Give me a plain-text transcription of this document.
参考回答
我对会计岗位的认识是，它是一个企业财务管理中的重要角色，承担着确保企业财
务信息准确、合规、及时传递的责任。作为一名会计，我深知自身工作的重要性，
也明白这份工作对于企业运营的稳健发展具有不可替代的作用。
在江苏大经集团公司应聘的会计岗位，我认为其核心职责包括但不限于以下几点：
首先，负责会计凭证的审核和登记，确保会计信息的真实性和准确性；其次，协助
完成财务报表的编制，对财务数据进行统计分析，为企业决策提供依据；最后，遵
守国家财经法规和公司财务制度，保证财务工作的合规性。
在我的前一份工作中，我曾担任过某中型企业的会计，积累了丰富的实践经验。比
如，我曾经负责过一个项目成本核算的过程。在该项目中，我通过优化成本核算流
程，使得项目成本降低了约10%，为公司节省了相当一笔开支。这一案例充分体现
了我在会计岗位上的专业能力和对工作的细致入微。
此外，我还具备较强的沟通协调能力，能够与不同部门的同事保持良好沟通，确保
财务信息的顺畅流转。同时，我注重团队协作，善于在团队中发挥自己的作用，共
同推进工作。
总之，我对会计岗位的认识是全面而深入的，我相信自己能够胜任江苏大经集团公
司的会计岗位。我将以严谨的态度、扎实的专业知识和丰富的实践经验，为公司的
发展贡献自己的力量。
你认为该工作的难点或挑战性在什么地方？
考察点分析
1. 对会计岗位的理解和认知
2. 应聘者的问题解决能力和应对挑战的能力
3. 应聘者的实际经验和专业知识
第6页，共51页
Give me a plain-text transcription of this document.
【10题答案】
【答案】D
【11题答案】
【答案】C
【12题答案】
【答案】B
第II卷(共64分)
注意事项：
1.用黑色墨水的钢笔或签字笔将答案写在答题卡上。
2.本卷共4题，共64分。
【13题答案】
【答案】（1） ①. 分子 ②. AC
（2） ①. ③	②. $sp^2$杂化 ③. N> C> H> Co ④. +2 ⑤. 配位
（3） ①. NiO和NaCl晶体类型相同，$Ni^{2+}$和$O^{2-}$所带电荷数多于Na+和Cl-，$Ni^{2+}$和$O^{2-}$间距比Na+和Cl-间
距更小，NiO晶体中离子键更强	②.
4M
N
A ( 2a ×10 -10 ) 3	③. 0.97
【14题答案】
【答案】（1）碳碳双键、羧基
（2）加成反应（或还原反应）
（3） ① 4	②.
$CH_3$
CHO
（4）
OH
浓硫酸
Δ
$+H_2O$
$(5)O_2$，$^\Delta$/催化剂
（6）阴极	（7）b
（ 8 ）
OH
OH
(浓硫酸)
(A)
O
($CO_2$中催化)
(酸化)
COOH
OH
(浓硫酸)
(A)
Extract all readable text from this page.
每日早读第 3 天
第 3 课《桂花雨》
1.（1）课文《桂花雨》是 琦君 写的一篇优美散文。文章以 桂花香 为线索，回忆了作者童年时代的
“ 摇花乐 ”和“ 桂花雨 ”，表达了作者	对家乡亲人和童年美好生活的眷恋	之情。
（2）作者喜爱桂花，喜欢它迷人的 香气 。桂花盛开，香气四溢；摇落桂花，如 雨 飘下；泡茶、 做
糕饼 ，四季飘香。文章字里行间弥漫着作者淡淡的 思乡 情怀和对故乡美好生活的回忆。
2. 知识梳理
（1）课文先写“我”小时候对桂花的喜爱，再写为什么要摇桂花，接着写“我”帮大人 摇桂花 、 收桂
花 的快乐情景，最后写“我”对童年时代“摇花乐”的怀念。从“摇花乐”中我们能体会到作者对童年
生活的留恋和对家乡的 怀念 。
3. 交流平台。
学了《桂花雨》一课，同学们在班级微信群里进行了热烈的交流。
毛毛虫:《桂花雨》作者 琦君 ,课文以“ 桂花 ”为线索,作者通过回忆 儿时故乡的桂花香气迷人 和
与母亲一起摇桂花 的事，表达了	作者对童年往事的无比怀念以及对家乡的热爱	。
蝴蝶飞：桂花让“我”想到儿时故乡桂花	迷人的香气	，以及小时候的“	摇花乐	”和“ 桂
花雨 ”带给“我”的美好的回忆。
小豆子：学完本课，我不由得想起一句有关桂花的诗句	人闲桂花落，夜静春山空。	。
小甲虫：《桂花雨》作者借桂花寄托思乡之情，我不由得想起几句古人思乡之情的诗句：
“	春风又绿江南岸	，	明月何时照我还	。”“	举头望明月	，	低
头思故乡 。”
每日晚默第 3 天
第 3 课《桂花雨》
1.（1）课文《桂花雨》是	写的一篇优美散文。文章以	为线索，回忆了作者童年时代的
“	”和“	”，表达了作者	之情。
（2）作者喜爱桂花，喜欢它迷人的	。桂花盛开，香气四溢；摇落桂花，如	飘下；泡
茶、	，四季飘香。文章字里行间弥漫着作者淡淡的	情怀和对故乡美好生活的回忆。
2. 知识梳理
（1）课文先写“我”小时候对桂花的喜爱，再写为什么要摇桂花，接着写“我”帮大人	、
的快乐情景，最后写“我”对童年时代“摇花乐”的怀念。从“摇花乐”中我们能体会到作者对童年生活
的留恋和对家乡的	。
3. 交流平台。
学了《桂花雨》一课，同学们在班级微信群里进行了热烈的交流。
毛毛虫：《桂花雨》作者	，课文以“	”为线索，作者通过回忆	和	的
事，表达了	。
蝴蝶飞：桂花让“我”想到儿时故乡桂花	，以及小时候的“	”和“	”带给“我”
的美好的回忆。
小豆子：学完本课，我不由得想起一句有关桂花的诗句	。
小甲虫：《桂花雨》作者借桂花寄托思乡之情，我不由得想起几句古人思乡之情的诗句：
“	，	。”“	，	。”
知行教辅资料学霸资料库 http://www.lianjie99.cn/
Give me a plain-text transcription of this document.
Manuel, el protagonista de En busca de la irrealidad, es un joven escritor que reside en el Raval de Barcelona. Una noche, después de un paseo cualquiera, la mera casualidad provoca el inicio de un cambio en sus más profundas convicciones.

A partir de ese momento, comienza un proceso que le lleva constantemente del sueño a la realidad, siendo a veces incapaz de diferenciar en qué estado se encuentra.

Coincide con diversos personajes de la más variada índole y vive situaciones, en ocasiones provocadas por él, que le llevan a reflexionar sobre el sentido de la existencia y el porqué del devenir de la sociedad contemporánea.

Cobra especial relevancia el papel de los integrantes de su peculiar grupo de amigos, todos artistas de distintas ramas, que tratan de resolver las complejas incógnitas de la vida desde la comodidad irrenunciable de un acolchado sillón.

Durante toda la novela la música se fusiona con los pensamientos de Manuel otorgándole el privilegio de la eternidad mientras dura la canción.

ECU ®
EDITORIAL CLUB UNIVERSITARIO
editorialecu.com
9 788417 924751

__________________________________________________

→ **To be done**
Repeat every entry exactly, please.

→ **The solution**
Give me a plain-text transcription of this document.
参考回答
我对会计岗位的认识是，它是一个企业财务管理中的重要角色，承担着确保企业财
务信息准确、合规、及时传递的责任。作为一名会计，我深知自身工作的重要性，
也明白这份工作对于企业运营的稳健发展具有不可替代的作用。
在江苏大经集团公司应聘的会计岗位，我认为其核心职责包括但不限于以下几点：
首先，负责会计凭证的审核和登记，确保会计信息的真实性和准确性；其次，协助
完成财务报表的编制，对财务数据进行统计分析，为企业决策提供依据；最后，遵
守国家财经法规和公司财务制度，保证财务工作的合规性。
在我的前一份工作中，我曾担任过某中型企业的会计，积累了丰富的实践经验。比
如，我曾经负责过一个项目成本核算的过程。在该项目中，我通过优化成本核算流
程，使得项目成本降低了约10%，为公司节省了相当一笔开支。这一案例充分体现
了我在会计岗位上的专业能力和对工作的细致入微。
此外，我还具备较强的沟通协调能力，能够与不同部门的同事保持良好沟通，确保
财务信息的顺畅流转。同时，我注重团队协作，善于在团队中发挥自己的作用，共
同推进工作。
总之，我对会计岗位的认识是全面而深入的，我相信自己能够胜任江苏大经集团公
司的会计岗位。我将以严谨的态度、扎实的专业知识和丰富的实践经验，为公司的
发展贡献自己的力量。
你认为该工作的难点或挑战性在什么地方？
考察点分析
1. 对会计岗位的理解和认知
2. 应聘者的问题解决能力和应对挑战的能力
3. 应聘者的实际经验和专业知识
第6页，共51页
Give me a plain-text transcription of this document.
【10题答案】
【答案】D
【11题答案】
【答案】C
【12题答案】
【答案】B
第II卷(共64分)
注意事项：
1.用黑色墨水的钢笔或签字笔将答案写在答题卡上。
2.本卷共4题，共64分。
【13题答案】
【答案】（1） ①. 分子 ②. AC
（2） ①. ③	②. $sp^2$杂化 ③. N> C> H> Co ④. +2 ⑤. 配位
（3） ①. NiO和NaCl晶体类型相同，$Ni^{2+}$和$O^{2-}$所带电荷数多于Na+和Cl-，$Ni^{2+}$和$O^{2-}$间距比Na+和Cl-间
距更小，NiO晶体中离子键更强	②.
4M
N
A ( 2a ×10 -10 ) 3	③. 0.97
【14题答案】
【答案】（1）碳碳双键、羧基
（2）加成反应（或还原反应）
（3） ① 4	②.
$CH_3$
CHO
（4）
OH
浓硫酸
Δ
$+H_2O$
$(5)O_2$，$^\Delta$/催化剂
（6）阴极	（7）b
（ 8 ）
OH
OH
(浓硫酸)
(A)
O
($CO_2$中催化)
(酸化)
COOH
OH
(浓硫酸)
(A)
Extract all readable text from this page.
每日早读第 3 天
第 3 课《桂花雨》
1.（1）课文《桂花雨》是 琦君 写的一篇优美散文。文章以 桂花香 为线索，回忆了作者童年时代的
“ 摇花乐 ”和“ 桂花雨 ”，表达了作者	对家乡亲人和童年美好生活的眷恋	之情。
（2）作者喜爱桂花，喜欢它迷人的 香气 。桂花盛开，香气四溢；摇落桂花，如 雨 飘下；泡茶、 做
糕饼 ，四季飘香。文章字里行间弥漫着作者淡淡的 思乡 情怀和对故乡美好生活的回忆。
2. 知识梳理
（1）课文先写“我”小时候对桂花的喜爱，再写为什么要摇桂花，接着写“我”帮大人 摇桂花 、 收桂
花 的快乐情景，最后写“我”对童年时代“摇花乐”的怀念。从“摇花乐”中我们能体会到作者对童年
生活的留恋和对家乡的 怀念 。
3. 交流平台。
学了《桂花雨》一课，同学们在班级微信群里进行了热烈的交流。
毛毛虫:《桂花雨》作者 琦君 ,课文以“ 桂花 ”为线索,作者通过回忆 儿时故乡的桂花香气迷人 和
与母亲一起摇桂花 的事，表达了	作者对童年往事的无比怀念以及对家乡的热爱	。
蝴蝶飞：桂花让“我”想到儿时故乡桂花	迷人的香气	，以及小时候的“	摇花乐	”和“ 桂
花雨 ”带给“我”的美好的回忆。
小豆子：学完本课，我不由得想起一句有关桂花的诗句	人闲桂花落，夜静春山空。	。
小甲虫：《桂花雨》作者借桂花寄托思乡之情，我不由得想起几句古人思乡之情的诗句：
“	春风又绿江南岸	，	明月何时照我还	。”“	举头望明月	，	低
头思故乡 。”
每日晚默第 3 天
第 3 课《桂花雨》
1.（1）课文《桂花雨》是	写的一篇优美散文。文章以	为线索，回忆了作者童年时代的
“	”和“	”，表达了作者	之情。
（2）作者喜爱桂花，喜欢它迷人的	。桂花盛开，香气四溢；摇落桂花，如	飘下；泡
茶、	，四季飘香。文章字里行间弥漫着作者淡淡的	情怀和对故乡美好生活的回忆。
2. 知识梳理
（1）课文先写“我”小时候对桂花的喜爱，再写为什么要摇桂花，接着写“我”帮大人	、
的快乐情景，最后写“我”对童年时代“摇花乐”的怀念。从“摇花乐”中我们能体会到作者对童年生活
的留恋和对家乡的	。
3. 交流平台。
学了《桂花雨》一课，同学们在班级微信群里进行了热烈的交流。
毛毛虫：《桂花雨》作者	，课文以“	”为线索，作者通过回忆	和	的
事，表达了	。
蝴蝶飞：桂花让“我”想到儿时故乡桂花	，以及小时候的“	”和“	”带给“我”
的美好的回忆。
小豆子：学完本课，我不由得想起一句有关桂花的诗句	。
小甲虫：《桂花雨》作者借桂花寄托思乡之情，我不由得想起几句古人思乡之情的诗句：
“	，	。”“	，	。”
知行教辅资料学霸资料库 http://www.lianjie99.cn/
Give me a plain-text transcription of this document.
Manuel, el protagonista de En busca de la irrealidad, es un joven escritor que reside en el Raval de Barcelona. Una noche, después de un paseo cualquiera, la mera casualidad provoca el inicio de un cambio en sus más profundas convicciones.

A partir de ese momento, comienza un proceso que le lleva constantemente del sueño a la realidad, siendo a veces incapaz de diferenciar en qué estado se encuentra.

Coincide con diversos personajes de la más variada índole y vive situaciones, en ocasiones provocadas por él, que le llevan a reflexionar sobre el sentido de la existencia y el porqué del devenir de la sociedad contemporánea.

Cobra especial relevancia el papel de los integrantes de su peculiar grupo de amigos, todos artistas de distintas ramas, que tratan de resolver las complejas incógnitas de la vida desde la comodidad irrenunciable de un acolchado sillón.

Durante toda la novela la música se fusiona con los pensamientos de Manuel otorgándole el privilegio de la eternidad mientras dura la canción.

ECU ®
EDITORIAL CLUB UNIVERSITARIO
editorialecu.com
9 788417 924751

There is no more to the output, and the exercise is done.